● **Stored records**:
— Begin —

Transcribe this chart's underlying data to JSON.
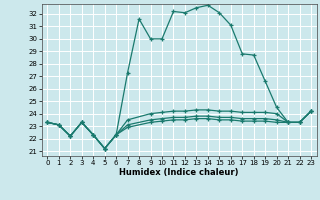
{
  "xlabel": "Humidex (Indice chaleur)",
  "bg_color": "#cce8ec",
  "grid_color": "#ffffff",
  "line_color": "#1a7a6e",
  "xlim": [
    -0.5,
    23.5
  ],
  "ylim": [
    20.6,
    32.8
  ],
  "yticks": [
    21,
    22,
    23,
    24,
    25,
    26,
    27,
    28,
    29,
    30,
    31,
    32
  ],
  "xticks": [
    0,
    1,
    2,
    3,
    4,
    5,
    6,
    7,
    8,
    9,
    10,
    11,
    12,
    13,
    14,
    15,
    16,
    17,
    18,
    19,
    20,
    21,
    22,
    23
  ],
  "line1_x": [
    0,
    1,
    2,
    3,
    4,
    5,
    6,
    7,
    8,
    9,
    10,
    11,
    12,
    13,
    14,
    15,
    16,
    17,
    18,
    19,
    20,
    21,
    22,
    23
  ],
  "line1_y": [
    23.3,
    23.1,
    22.2,
    23.3,
    22.3,
    21.2,
    22.3,
    27.3,
    31.6,
    30.0,
    30.0,
    32.2,
    32.1,
    32.5,
    32.7,
    32.1,
    31.1,
    28.8,
    28.7,
    26.6,
    24.5,
    23.3,
    23.3,
    24.2
  ],
  "line2_x": [
    0,
    1,
    2,
    3,
    4,
    5,
    6,
    7,
    9,
    10,
    11,
    12,
    13,
    14,
    15,
    16,
    17,
    18,
    19,
    20,
    21,
    22,
    23
  ],
  "line2_y": [
    23.3,
    23.1,
    22.2,
    23.3,
    22.3,
    21.2,
    22.3,
    23.5,
    24.0,
    24.1,
    24.2,
    24.2,
    24.3,
    24.3,
    24.2,
    24.2,
    24.1,
    24.1,
    24.1,
    24.0,
    23.3,
    23.3,
    24.2
  ],
  "line3_x": [
    0,
    1,
    2,
    3,
    4,
    5,
    6,
    7,
    9,
    10,
    11,
    12,
    13,
    14,
    15,
    16,
    17,
    18,
    19,
    20,
    21,
    22,
    23
  ],
  "line3_y": [
    23.3,
    23.1,
    22.2,
    23.3,
    22.3,
    21.2,
    22.3,
    23.1,
    23.5,
    23.6,
    23.7,
    23.7,
    23.8,
    23.8,
    23.7,
    23.7,
    23.6,
    23.6,
    23.6,
    23.5,
    23.3,
    23.3,
    24.2
  ],
  "line4_x": [
    0,
    1,
    2,
    3,
    4,
    5,
    6,
    7,
    9,
    10,
    11,
    12,
    13,
    14,
    15,
    16,
    17,
    18,
    19,
    20,
    21,
    22,
    23
  ],
  "line4_y": [
    23.3,
    23.1,
    22.2,
    23.3,
    22.3,
    21.2,
    22.3,
    22.9,
    23.3,
    23.4,
    23.5,
    23.5,
    23.6,
    23.6,
    23.5,
    23.5,
    23.4,
    23.4,
    23.4,
    23.3,
    23.3,
    23.3,
    24.2
  ]
}
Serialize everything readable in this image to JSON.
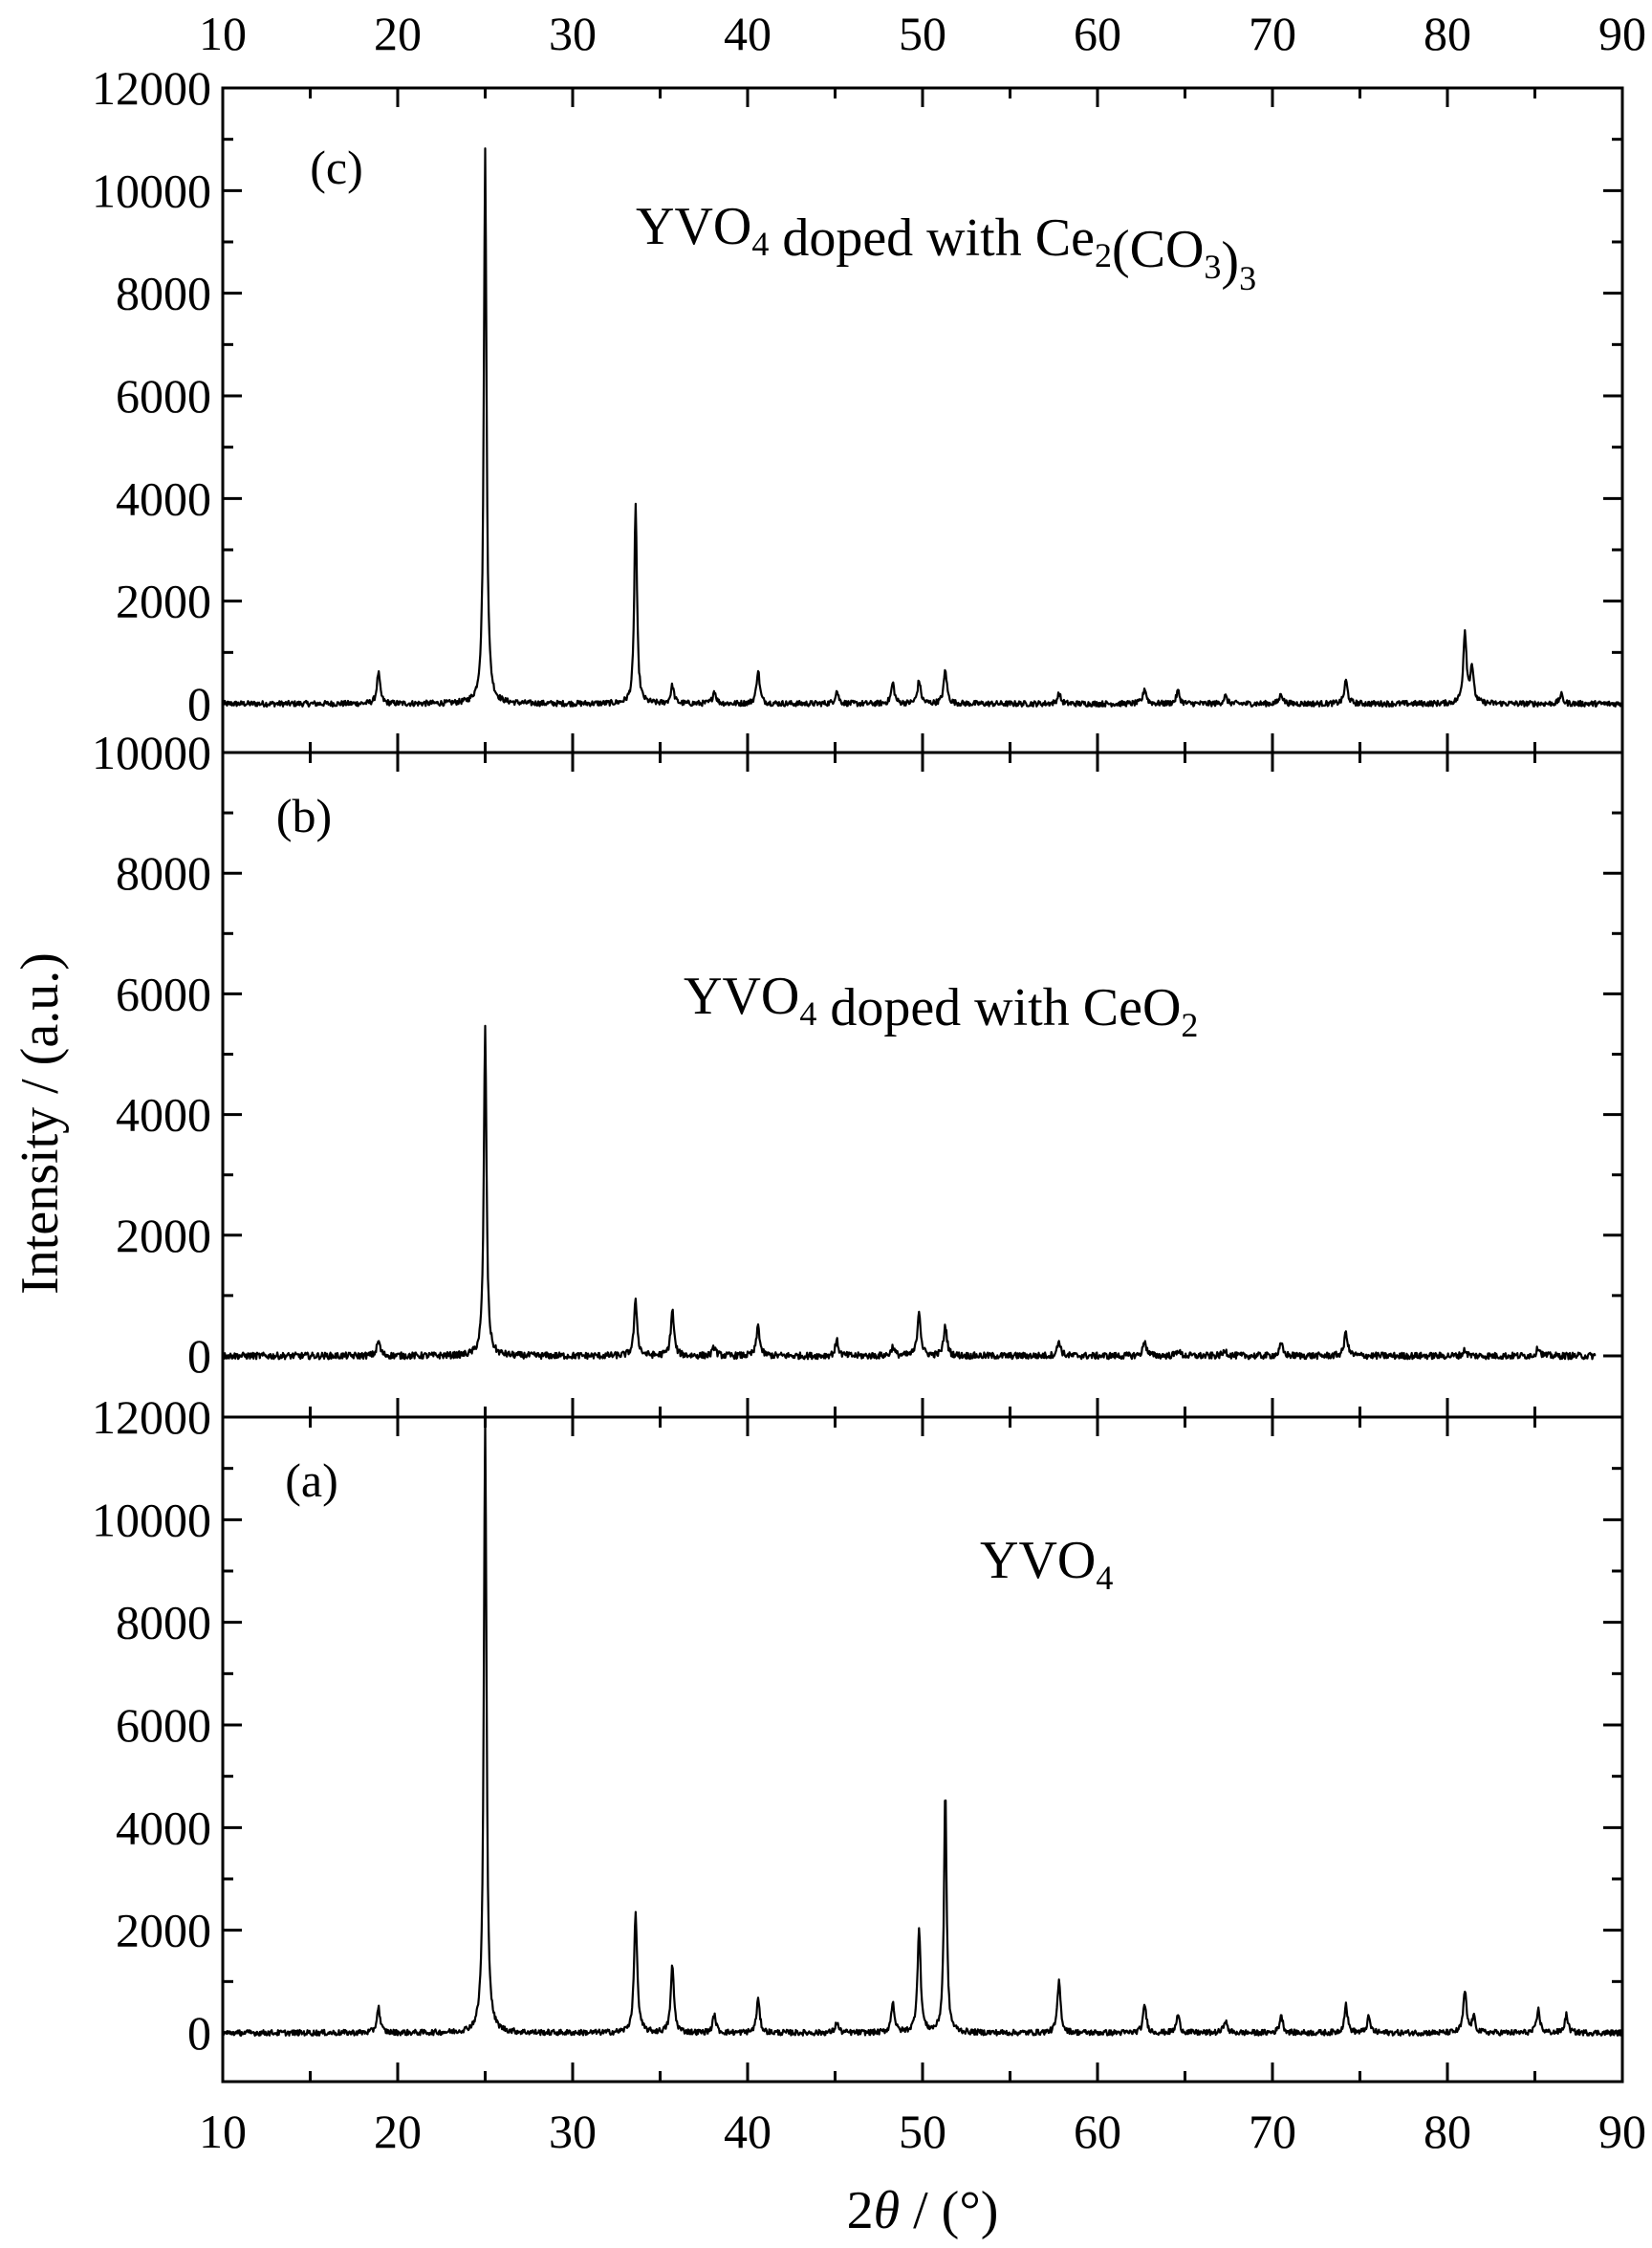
{
  "chart_data": [
    {
      "type": "line",
      "panel": "c",
      "tag": "(c)",
      "label_parts": [
        {
          "t": "YVO",
          "sub": false
        },
        {
          "t": "4",
          "sub": true
        },
        {
          "t": " doped with Ce",
          "sub": false
        },
        {
          "t": "2",
          "sub": true
        },
        {
          "t": "(CO",
          "sub": false
        },
        {
          "t": "3",
          "sub": true
        },
        {
          "t": ")",
          "sub": false
        },
        {
          "t": "3",
          "sub": true
        }
      ],
      "xlim": [
        10,
        90
      ],
      "ylim": [
        -300,
        12000
      ],
      "yticks": [
        "0",
        "2000",
        "4000",
        "6000",
        "8000",
        "10000",
        "12000"
      ],
      "peaks": [
        [
          18.9,
          600
        ],
        [
          25.0,
          10800
        ],
        [
          33.6,
          3900
        ],
        [
          35.7,
          350
        ],
        [
          38.1,
          250
        ],
        [
          40.6,
          650
        ],
        [
          45.1,
          250
        ],
        [
          48.3,
          400
        ],
        [
          49.8,
          450
        ],
        [
          51.3,
          650
        ],
        [
          57.8,
          200
        ],
        [
          62.7,
          300
        ],
        [
          64.6,
          250
        ],
        [
          67.3,
          150
        ],
        [
          70.5,
          200
        ],
        [
          74.2,
          450
        ],
        [
          81.0,
          1400
        ],
        [
          81.4,
          700
        ],
        [
          86.5,
          180
        ]
      ]
    },
    {
      "type": "line",
      "panel": "b",
      "tag": "(b)",
      "label_parts": [
        {
          "t": "YVO",
          "sub": false
        },
        {
          "t": "4",
          "sub": true
        },
        {
          "t": "  doped with CeO",
          "sub": false
        },
        {
          "t": "2",
          "sub": true
        }
      ],
      "xlim": [
        10,
        90
      ],
      "ylim": [
        -400,
        10000
      ],
      "yticks": [
        "0",
        "2000",
        "4000",
        "6000",
        "8000",
        "10000"
      ],
      "trace_end": 88.5,
      "peaks": [
        [
          18.9,
          250
        ],
        [
          25.0,
          5500
        ],
        [
          33.6,
          900
        ],
        [
          35.7,
          750
        ],
        [
          38.1,
          150
        ],
        [
          40.6,
          500
        ],
        [
          45.1,
          250
        ],
        [
          48.3,
          150
        ],
        [
          49.8,
          750
        ],
        [
          51.3,
          500
        ],
        [
          57.8,
          250
        ],
        [
          62.7,
          250
        ],
        [
          64.6,
          100
        ],
        [
          67.3,
          100
        ],
        [
          70.5,
          200
        ],
        [
          74.2,
          400
        ],
        [
          81.0,
          100
        ],
        [
          85.2,
          150
        ]
      ]
    },
    {
      "type": "line",
      "panel": "a",
      "tag": "(a)",
      "label_parts": [
        {
          "t": "YVO",
          "sub": false
        },
        {
          "t": "4",
          "sub": true
        }
      ],
      "xlim": [
        10,
        90
      ],
      "ylim": [
        -1000,
        12000
      ],
      "yticks": [
        "0",
        "2000",
        "4000",
        "6000",
        "8000",
        "10000",
        "12000"
      ],
      "peaks": [
        [
          18.9,
          500
        ],
        [
          25.0,
          12000
        ],
        [
          33.6,
          2300
        ],
        [
          35.7,
          1300
        ],
        [
          38.1,
          350
        ],
        [
          40.6,
          650
        ],
        [
          45.1,
          200
        ],
        [
          48.3,
          600
        ],
        [
          49.8,
          2000
        ],
        [
          51.3,
          4700
        ],
        [
          57.8,
          1000
        ],
        [
          62.7,
          550
        ],
        [
          64.6,
          350
        ],
        [
          67.3,
          250
        ],
        [
          70.5,
          350
        ],
        [
          74.2,
          550
        ],
        [
          75.5,
          300
        ],
        [
          81.0,
          800
        ],
        [
          81.5,
          300
        ],
        [
          85.2,
          450
        ],
        [
          86.8,
          350
        ]
      ]
    }
  ],
  "axes": {
    "xticks": [
      "10",
      "20",
      "30",
      "40",
      "50",
      "60",
      "70",
      "80",
      "90"
    ],
    "xlabel_parts": [
      {
        "t": "2",
        "italic": false
      },
      {
        "t": "θ",
        "italic": true
      },
      {
        "t": " / (°)",
        "italic": false
      }
    ],
    "ylabel": "Intensity / (a.u.)"
  },
  "colors": {
    "line": "#000000",
    "axis": "#000000",
    "background": "#ffffff"
  }
}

— End —

Output an exact copy of the material, with the pictures removed.

Transcribe this chart's underlying data to JSON.
{
  "xlabel": "Humidex (Indice chaleur)",
  "bg_color": "#cce8ec",
  "grid_color": "#ffffff",
  "line_color": "#1a7a6e",
  "xlim": [
    -0.5,
    23.5
  ],
  "ylim": [
    20.6,
    32.8
  ],
  "yticks": [
    21,
    22,
    23,
    24,
    25,
    26,
    27,
    28,
    29,
    30,
    31,
    32
  ],
  "xticks": [
    0,
    1,
    2,
    3,
    4,
    5,
    6,
    7,
    8,
    9,
    10,
    11,
    12,
    13,
    14,
    15,
    16,
    17,
    18,
    19,
    20,
    21,
    22,
    23
  ],
  "line1_x": [
    0,
    1,
    2,
    3,
    4,
    5,
    6,
    7,
    8,
    9,
    10,
    11,
    12,
    13,
    14,
    15,
    16,
    17,
    18,
    19,
    20,
    21,
    22,
    23
  ],
  "line1_y": [
    23.3,
    23.1,
    22.2,
    23.3,
    22.3,
    21.2,
    22.3,
    27.3,
    31.6,
    30.0,
    30.0,
    32.2,
    32.1,
    32.5,
    32.7,
    32.1,
    31.1,
    28.8,
    28.7,
    26.6,
    24.5,
    23.3,
    23.3,
    24.2
  ],
  "line2_x": [
    0,
    1,
    2,
    3,
    4,
    5,
    6,
    7,
    9,
    10,
    11,
    12,
    13,
    14,
    15,
    16,
    17,
    18,
    19,
    20,
    21,
    22,
    23
  ],
  "line2_y": [
    23.3,
    23.1,
    22.2,
    23.3,
    22.3,
    21.2,
    22.3,
    23.5,
    24.0,
    24.1,
    24.2,
    24.2,
    24.3,
    24.3,
    24.2,
    24.2,
    24.1,
    24.1,
    24.1,
    24.0,
    23.3,
    23.3,
    24.2
  ],
  "line3_x": [
    0,
    1,
    2,
    3,
    4,
    5,
    6,
    7,
    9,
    10,
    11,
    12,
    13,
    14,
    15,
    16,
    17,
    18,
    19,
    20,
    21,
    22,
    23
  ],
  "line3_y": [
    23.3,
    23.1,
    22.2,
    23.3,
    22.3,
    21.2,
    22.3,
    23.1,
    23.5,
    23.6,
    23.7,
    23.7,
    23.8,
    23.8,
    23.7,
    23.7,
    23.6,
    23.6,
    23.6,
    23.5,
    23.3,
    23.3,
    24.2
  ],
  "line4_x": [
    0,
    1,
    2,
    3,
    4,
    5,
    6,
    7,
    9,
    10,
    11,
    12,
    13,
    14,
    15,
    16,
    17,
    18,
    19,
    20,
    21,
    22,
    23
  ],
  "line4_y": [
    23.3,
    23.1,
    22.2,
    23.3,
    22.3,
    21.2,
    22.3,
    22.9,
    23.3,
    23.4,
    23.5,
    23.5,
    23.6,
    23.6,
    23.5,
    23.5,
    23.4,
    23.4,
    23.4,
    23.3,
    23.3,
    23.3,
    24.2
  ]
}
Serialize everything readable in this image to JSON.
{
  "chart_data": [
    {
      "type": "line",
      "panel": "c",
      "tag": "(c)",
      "label_parts": [
        {
          "t": "YVO",
          "sub": false
        },
        {
          "t": "4",
          "sub": true
        },
        {
          "t": " doped with Ce",
          "sub": false
        },
        {
          "t": "2",
          "sub": true
        },
        {
          "t": "(CO",
          "sub": false
        },
        {
          "t": "3",
          "sub": true
        },
        {
          "t": ")",
          "sub": false
        },
        {
          "t": "3",
          "sub": true
        }
      ],
      "xlim": [
        10,
        90
      ],
      "ylim": [
        -300,
        12000
      ],
      "yticks": [
        "0",
        "2000",
        "4000",
        "6000",
        "8000",
        "10000",
        "12000"
      ],
      "peaks": [
        [
          18.9,
          600
        ],
        [
          25.0,
          10800
        ],
        [
          33.6,
          3900
        ],
        [
          35.7,
          350
        ],
        [
          38.1,
          250
        ],
        [
          40.6,
          650
        ],
        [
          45.1,
          250
        ],
        [
          48.3,
          400
        ],
        [
          49.8,
          450
        ],
        [
          51.3,
          650
        ],
        [
          57.8,
          200
        ],
        [
          62.7,
          300
        ],
        [
          64.6,
          250
        ],
        [
          67.3,
          150
        ],
        [
          70.5,
          200
        ],
        [
          74.2,
          450
        ],
        [
          81.0,
          1400
        ],
        [
          81.4,
          700
        ],
        [
          86.5,
          180
        ]
      ]
    },
    {
      "type": "line",
      "panel": "b",
      "tag": "(b)",
      "label_parts": [
        {
          "t": "YVO",
          "sub": false
        },
        {
          "t": "4",
          "sub": true
        },
        {
          "t": "  doped with CeO",
          "sub": false
        },
        {
          "t": "2",
          "sub": true
        }
      ],
      "xlim": [
        10,
        90
      ],
      "ylim": [
        -400,
        10000
      ],
      "yticks": [
        "0",
        "2000",
        "4000",
        "6000",
        "8000",
        "10000"
      ],
      "trace_end": 88.5,
      "peaks": [
        [
          18.9,
          250
        ],
        [
          25.0,
          5500
        ],
        [
          33.6,
          900
        ],
        [
          35.7,
          750
        ],
        [
          38.1,
          150
        ],
        [
          40.6,
          500
        ],
        [
          45.1,
          250
        ],
        [
          48.3,
          150
        ],
        [
          49.8,
          750
        ],
        [
          51.3,
          500
        ],
        [
          57.8,
          250
        ],
        [
          62.7,
          250
        ],
        [
          64.6,
          100
        ],
        [
          67.3,
          100
        ],
        [
          70.5,
          200
        ],
        [
          74.2,
          400
        ],
        [
          81.0,
          100
        ],
        [
          85.2,
          150
        ]
      ]
    },
    {
      "type": "line",
      "panel": "a",
      "tag": "(a)",
      "label_parts": [
        {
          "t": "YVO",
          "sub": false
        },
        {
          "t": "4",
          "sub": true
        }
      ],
      "xlim": [
        10,
        90
      ],
      "ylim": [
        -1000,
        12000
      ],
      "yticks": [
        "0",
        "2000",
        "4000",
        "6000",
        "8000",
        "10000",
        "12000"
      ],
      "peaks": [
        [
          18.9,
          500
        ],
        [
          25.0,
          12000
        ],
        [
          33.6,
          2300
        ],
        [
          35.7,
          1300
        ],
        [
          38.1,
          350
        ],
        [
          40.6,
          650
        ],
        [
          45.1,
          200
        ],
        [
          48.3,
          600
        ],
        [
          49.8,
          2000
        ],
        [
          51.3,
          4700
        ],
        [
          57.8,
          1000
        ],
        [
          62.7,
          550
        ],
        [
          64.6,
          350
        ],
        [
          67.3,
          250
        ],
        [
          70.5,
          350
        ],
        [
          74.2,
          550
        ],
        [
          75.5,
          300
        ],
        [
          81.0,
          800
        ],
        [
          81.5,
          300
        ],
        [
          85.2,
          450
        ],
        [
          86.8,
          350
        ]
      ]
    }
  ],
  "axes": {
    "xticks": [
      "10",
      "20",
      "30",
      "40",
      "50",
      "60",
      "70",
      "80",
      "90"
    ],
    "xlabel_parts": [
      {
        "t": "2",
        "italic": false
      },
      {
        "t": "θ",
        "italic": true
      },
      {
        "t": " / (°)",
        "italic": false
      }
    ],
    "ylabel": "Intensity / (a.u.)"
  },
  "colors": {
    "line": "#000000",
    "axis": "#000000",
    "background": "#ffffff"
  }
}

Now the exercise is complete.